● Supplied entries
* Start *

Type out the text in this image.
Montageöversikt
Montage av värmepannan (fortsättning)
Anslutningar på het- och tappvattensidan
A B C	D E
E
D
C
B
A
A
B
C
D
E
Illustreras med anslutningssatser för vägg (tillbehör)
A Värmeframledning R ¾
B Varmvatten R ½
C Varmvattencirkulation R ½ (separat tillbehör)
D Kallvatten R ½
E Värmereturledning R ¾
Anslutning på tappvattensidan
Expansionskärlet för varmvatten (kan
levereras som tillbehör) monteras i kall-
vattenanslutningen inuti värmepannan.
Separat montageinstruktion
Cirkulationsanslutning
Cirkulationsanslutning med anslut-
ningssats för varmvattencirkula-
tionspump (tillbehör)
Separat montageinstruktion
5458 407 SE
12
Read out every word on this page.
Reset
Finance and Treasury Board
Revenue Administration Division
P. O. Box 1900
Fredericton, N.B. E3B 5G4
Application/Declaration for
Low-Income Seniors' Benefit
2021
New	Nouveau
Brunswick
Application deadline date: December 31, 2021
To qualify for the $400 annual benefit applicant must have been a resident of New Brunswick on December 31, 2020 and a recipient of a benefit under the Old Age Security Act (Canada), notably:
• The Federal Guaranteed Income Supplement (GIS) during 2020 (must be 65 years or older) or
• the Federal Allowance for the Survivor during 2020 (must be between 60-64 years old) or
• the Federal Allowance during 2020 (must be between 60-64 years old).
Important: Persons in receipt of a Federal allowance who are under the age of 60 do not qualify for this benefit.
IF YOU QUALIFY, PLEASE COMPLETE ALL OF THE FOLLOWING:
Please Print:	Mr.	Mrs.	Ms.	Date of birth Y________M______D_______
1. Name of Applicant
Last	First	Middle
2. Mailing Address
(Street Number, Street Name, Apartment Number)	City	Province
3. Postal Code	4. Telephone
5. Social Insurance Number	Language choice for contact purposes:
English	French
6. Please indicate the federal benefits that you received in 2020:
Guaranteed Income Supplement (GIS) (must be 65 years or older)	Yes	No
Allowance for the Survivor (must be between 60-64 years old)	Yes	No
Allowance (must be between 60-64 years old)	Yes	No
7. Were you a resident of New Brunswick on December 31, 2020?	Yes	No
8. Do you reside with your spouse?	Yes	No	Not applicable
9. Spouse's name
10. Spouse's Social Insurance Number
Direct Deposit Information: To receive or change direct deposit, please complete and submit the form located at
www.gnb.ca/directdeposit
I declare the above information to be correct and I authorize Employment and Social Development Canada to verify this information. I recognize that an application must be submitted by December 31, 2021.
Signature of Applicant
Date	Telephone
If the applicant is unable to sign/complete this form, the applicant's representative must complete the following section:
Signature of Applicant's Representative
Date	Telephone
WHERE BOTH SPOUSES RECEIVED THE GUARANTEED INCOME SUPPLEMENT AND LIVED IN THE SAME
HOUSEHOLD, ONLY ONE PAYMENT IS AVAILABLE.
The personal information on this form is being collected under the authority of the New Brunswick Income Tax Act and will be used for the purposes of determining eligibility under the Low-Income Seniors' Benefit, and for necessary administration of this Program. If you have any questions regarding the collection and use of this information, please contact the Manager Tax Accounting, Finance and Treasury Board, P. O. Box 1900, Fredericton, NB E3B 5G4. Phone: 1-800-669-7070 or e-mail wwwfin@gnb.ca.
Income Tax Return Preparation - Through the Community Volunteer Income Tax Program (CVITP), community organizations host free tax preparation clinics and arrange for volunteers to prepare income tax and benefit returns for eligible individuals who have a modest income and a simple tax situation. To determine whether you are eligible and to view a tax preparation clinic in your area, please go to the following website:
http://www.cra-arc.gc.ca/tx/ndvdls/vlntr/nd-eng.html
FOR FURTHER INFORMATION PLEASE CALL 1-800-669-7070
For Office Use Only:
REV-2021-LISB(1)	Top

* End *

Repeat all the entries exactly as given.

● Full response
Type out the text in this image.
Montageöversikt
Montage av värmepannan (fortsättning)
Anslutningar på het- och tappvattensidan
A B C	D E
E
D
C
B
A
A
B
C
D
E
Illustreras med anslutningssatser för vägg (tillbehör)
A Värmeframledning R ¾
B Varmvatten R ½
C Varmvattencirkulation R ½ (separat tillbehör)
D Kallvatten R ½
E Värmereturledning R ¾
Anslutning på tappvattensidan
Expansionskärlet för varmvatten (kan
levereras som tillbehör) monteras i kall-
vattenanslutningen inuti värmepannan.
Separat montageinstruktion
Cirkulationsanslutning
Cirkulationsanslutning med anslut-
ningssats för varmvattencirkula-
tionspump (tillbehör)
Separat montageinstruktion
5458 407 SE
12
Read out every word on this page.
Reset
Finance and Treasury Board
Revenue Administration Division
P. O. Box 1900
Fredericton, N.B. E3B 5G4
Application/Declaration for
Low-Income Seniors' Benefit
2021
New	Nouveau
Brunswick
Application deadline date: December 31, 2021
To qualify for the $400 annual benefit applicant must have been a resident of New Brunswick on December 31, 2020 and a recipient of a benefit under the Old Age Security Act (Canada), notably:
• The Federal Guaranteed Income Supplement (GIS) during 2020 (must be 65 years or older) or
• the Federal Allowance for the Survivor during 2020 (must be between 60-64 years old) or
• the Federal Allowance during 2020 (must be between 60-64 years old).
Important: Persons in receipt of a Federal allowance who are under the age of 60 do not qualify for this benefit.
IF YOU QUALIFY, PLEASE COMPLETE ALL OF THE FOLLOWING:
Please Print:	Mr.	Mrs.	Ms.	Date of birth Y________M______D_______
1. Name of Applicant
Last	First	Middle
2. Mailing Address
(Street Number, Street Name, Apartment Number)	City	Province
3. Postal Code	4. Telephone
5. Social Insurance Number	Language choice for contact purposes:
English	French
6. Please indicate the federal benefits that you received in 2020:
Guaranteed Income Supplement (GIS) (must be 65 years or older)	Yes	No
Allowance for the Survivor (must be between 60-64 years old)	Yes	No
Allowance (must be between 60-64 years old)	Yes	No
7. Were you a resident of New Brunswick on December 31, 2020?	Yes	No
8. Do you reside with your spouse?	Yes	No	Not applicable
9. Spouse's name
10. Spouse's Social Insurance Number
Direct Deposit Information: To receive or change direct deposit, please complete and submit the form located at
www.gnb.ca/directdeposit
I declare the above information to be correct and I authorize Employment and Social Development Canada to verify this information. I recognize that an application must be submitted by December 31, 2021.
Signature of Applicant
Date	Telephone
If the applicant is unable to sign/complete this form, the applicant's representative must complete the following section:
Signature of Applicant's Representative
Date	Telephone
WHERE BOTH SPOUSES RECEIVED THE GUARANTEED INCOME SUPPLEMENT AND LIVED IN THE SAME
HOUSEHOLD, ONLY ONE PAYMENT IS AVAILABLE.
The personal information on this form is being collected under the authority of the New Brunswick Income Tax Act and will be used for the purposes of determining eligibility under the Low-Income Seniors' Benefit, and for necessary administration of this Program. If you have any questions regarding the collection and use of this information, please contact the Manager Tax Accounting, Finance and Treasury Board, P. O. Box 1900, Fredericton, NB E3B 5G4. Phone: 1-800-669-7070 or e-mail wwwfin@gnb.ca.
Income Tax Return Preparation - Through the Community Volunteer Income Tax Program (CVITP), community organizations host free tax preparation clinics and arrange for volunteers to prepare income tax and benefit returns for eligible individuals who have a modest income and a simple tax situation. To determine whether you are eligible and to view a tax preparation clinic in your area, please go to the following website:
http://www.cra-arc.gc.ca/tx/ndvdls/vlntr/nd-eng.html
FOR FURTHER INFORMATION PLEASE CALL 1-800-669-7070
For Office Use Only:
REV-2021-LISB(1)	Top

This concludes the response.